--- start Entries provided ---
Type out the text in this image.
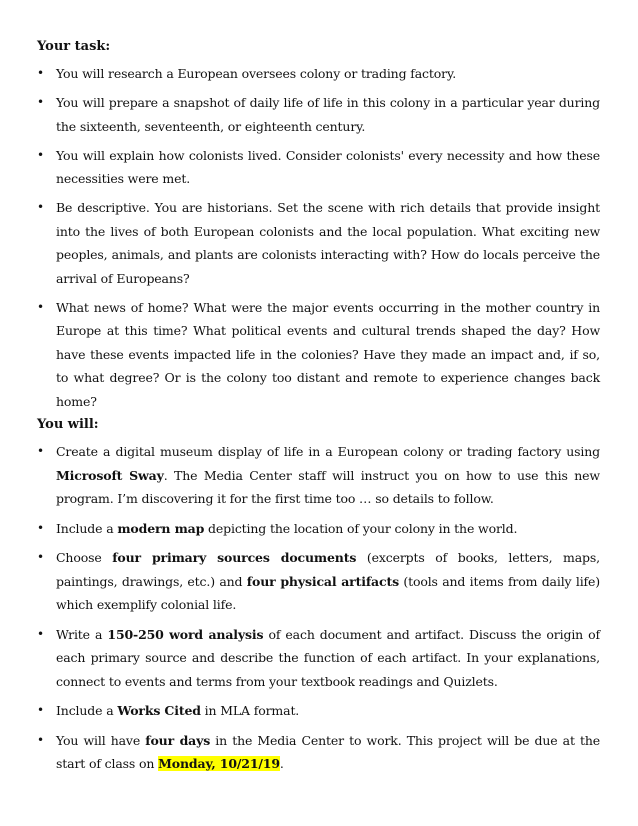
Your task:
• You will research a European oversees colony or trading factory.
• You will prepare a snapshot of daily life of life in this colony in a particular year during the sixteenth, seventeenth, or eighteenth century.
• You will explain how colonists lived. Consider colonists' every necessity and how these necessities were met.
• Be descriptive. You are historians. Set the scene with rich details that provide insight into the lives of both European colonists and the local population. What exciting new peoples, animals, and plants are colonists interacting with? How do locals perceive the arrival of Europeans?
• What news of home? What were the major events occurring in the mother country in Europe at this time? What political events and cultural trends shaped the day? How have these events impacted life in the colonies? Have they made an impact and, if so, to what degree? Or is the colony too distant and remote to experience changes back home?
You will:
• Create a digital museum display of life in a European colony or trading factory using Microsoft Sway. The Media Center staff will instruct you on how to use this new program. I’m discovering it for the first time too … so details to follow.
• Include a modern map depicting the location of your colony in the world.
• Choose four primary sources documents (excerpts of books, letters, maps, paintings, drawings, etc.) and four physical artifacts (tools and items from daily life) which exemplify colonial life.
• Write a 150-250 word analysis of each document and artifact. Discuss the origin of each primary source and describe the function of each artifact. In your explanations, connect to events and terms from your textbook readings and Quizlets.
• Include a Works Cited in MLA format.
• You will have four days in the Media Center to work. This project will be due at the start of class on Monday, 10/21/19.
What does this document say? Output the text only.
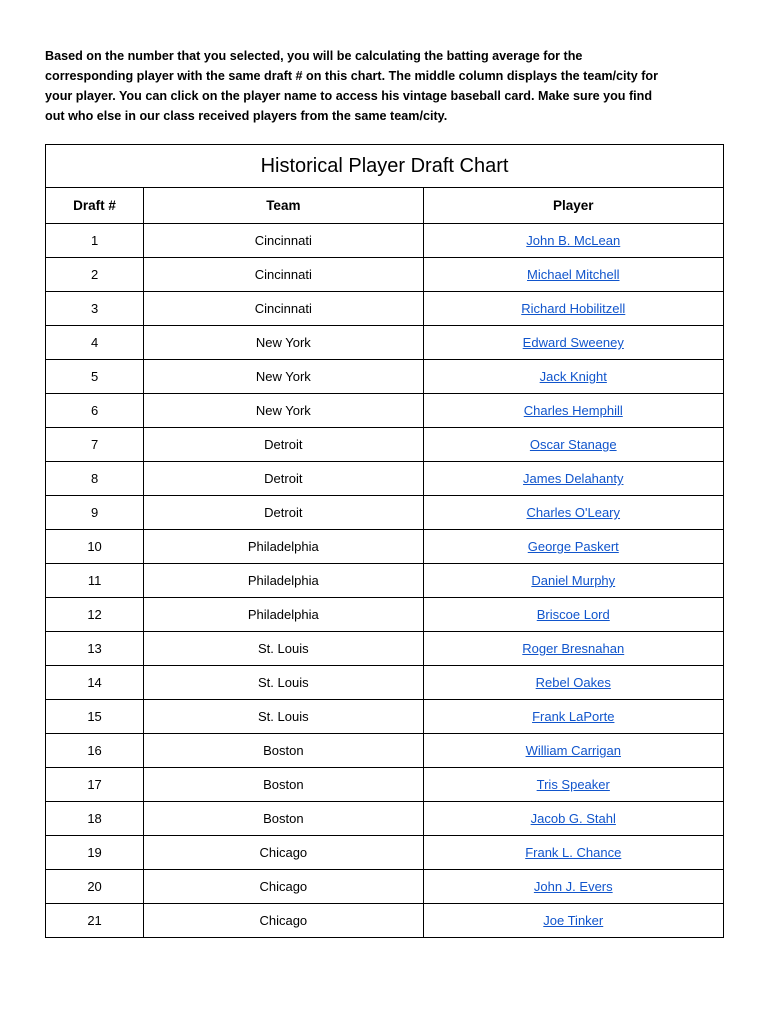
Based on the number that you selected, you will be calculating the batting average for the

corresponding player with the same draft # on this chart. The middle column displays the team/city for

your player. You can click on the player name to access his vintage baseball card. Make sure you find

out who else in our class received players from the same team/city.

Historical Player Draft Chart		
Draft #	Team	Player
1	Cincinnati	John B. McLean
2	Cincinnati	Michael Mitchell
3	Cincinnati	Richard Hobilitzell
4	New York	Edward Sweeney
5	New York	Jack Knight
6	New York	Charles Hemphill
7	Detroit	Oscar Stanage
8	Detroit	James Delahanty
9	Detroit	Charles O'Leary
10	Philadelphia	George Paskert
11	Philadelphia	Daniel Murphy
12	Philadelphia	Briscoe Lord
13	St. Louis	Roger Bresnahan
14	St. Louis	Rebel Oakes
15	St. Louis	Frank LaPorte
16	Boston	William Carrigan
17	Boston	Tris Speaker
18	Boston	Jacob G. Stahl
19	Chicago	Frank L. Chance
20	Chicago	John J. Evers
21	Chicago	Joe Tinker
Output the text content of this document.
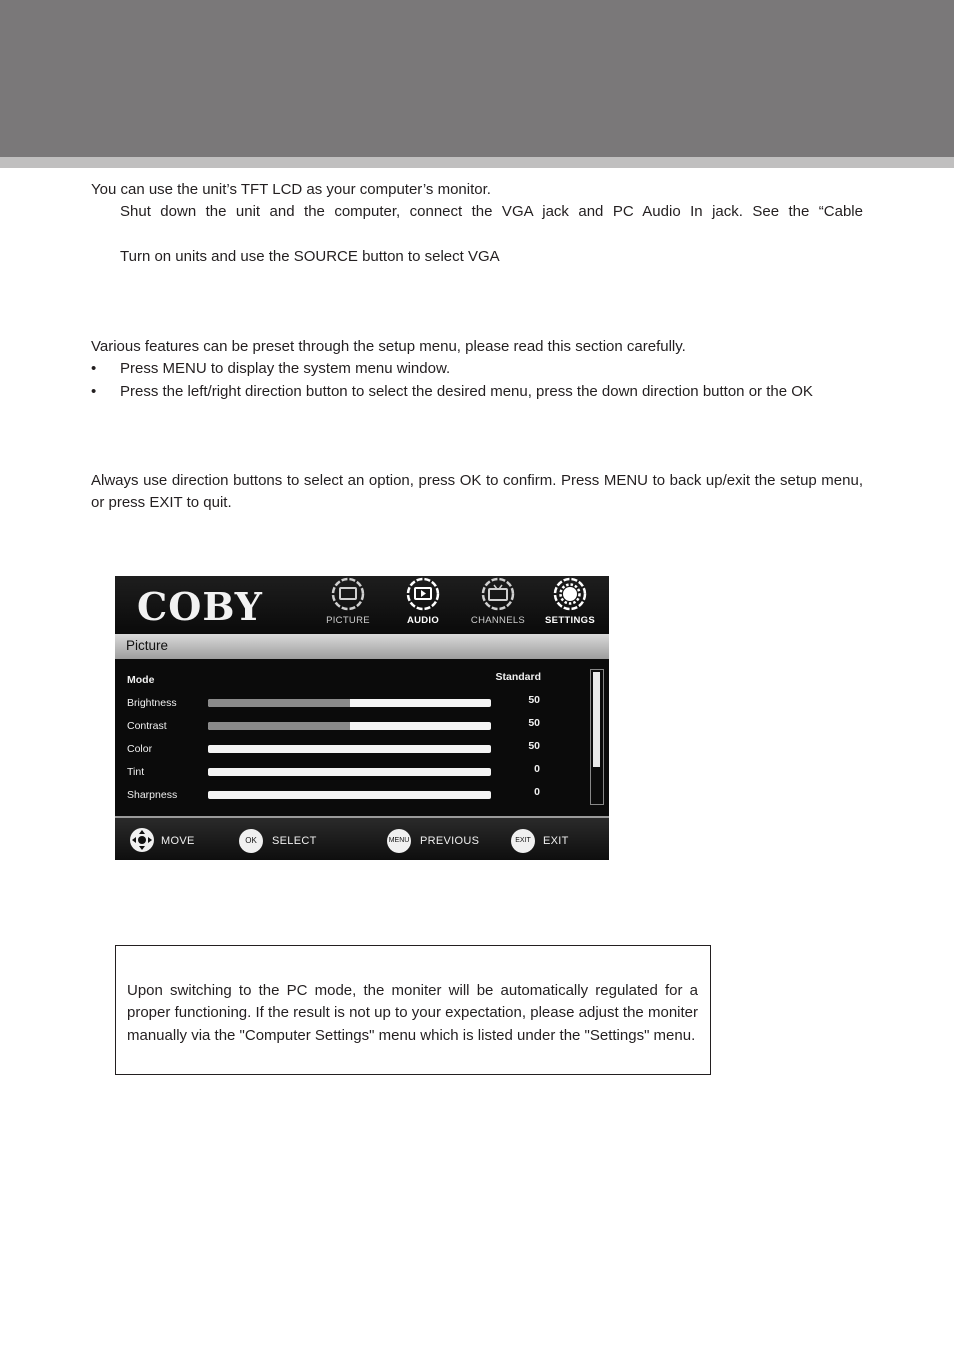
You can use the unit’s TFT LCD as your computer’s monitor.
Shut down the unit and the computer, connect the VGA jack and PC Audio In jack. See the “Cable
Turn on units and use the SOURCE button to select VGA
Various features can be preset through the setup menu, please read this section carefully.
• Press MENU to display the system menu window.
• Press the left/right direction button to select the desired menu, press the down direction button or the OK
Always use direction buttons to select an option, press OK to confirm. Press MENU to back up/exit the setup menu, or press EXIT to quit.
COBY	PICTURE	AUDIO	CHANNELS	SETTINGS
Picture
Mode	Standard
Brightness	50
Contrast	50
Color	50
Tint	0
Sharpness	0
MOVE	OK	SELECT	MENU PREVIOUS	EXIT	EXIT
Upon switching to the PC mode, the moniter will be automatically regulated for a proper functioning. If the result is not up to your expectation, please adjust the moniter manually via the "Computer Settings" menu which is listed under the "Settings" menu.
--- end Entries provided ---
# Goal
Do not include pictures. Copy only the lines running from the line with "Output the text content of this document." through the last line of the records, exactly as they appear.

# Result
Output the text content of this document.
You can use the unit’s TFT LCD as your computer’s monitor.
Shut down the unit and the computer, connect the VGA jack and PC Audio In jack. See the “Cable
Turn on units and use the SOURCE button to select VGA
Various features can be preset through the setup menu, please read this section carefully.
• Press MENU to display the system menu window.
• Press the left/right direction button to select the desired menu, press the down direction button or the OK
Always use direction buttons to select an option, press OK to confirm. Press MENU to back up/exit the setup menu, or press EXIT to quit.
COBY	PICTURE	AUDIO	CHANNELS	SETTINGS
Picture
Mode	Standard
Brightness	50
Contrast	50
Color	50
Tint	0
Sharpness	0
MOVE	OK	SELECT	MENU PREVIOUS	EXIT	EXIT
Upon switching to the PC mode, the moniter will be automatically regulated for a proper functioning. If the result is not up to your expectation, please adjust the moniter manually via the "Computer Settings" menu which is listed under the "Settings" menu.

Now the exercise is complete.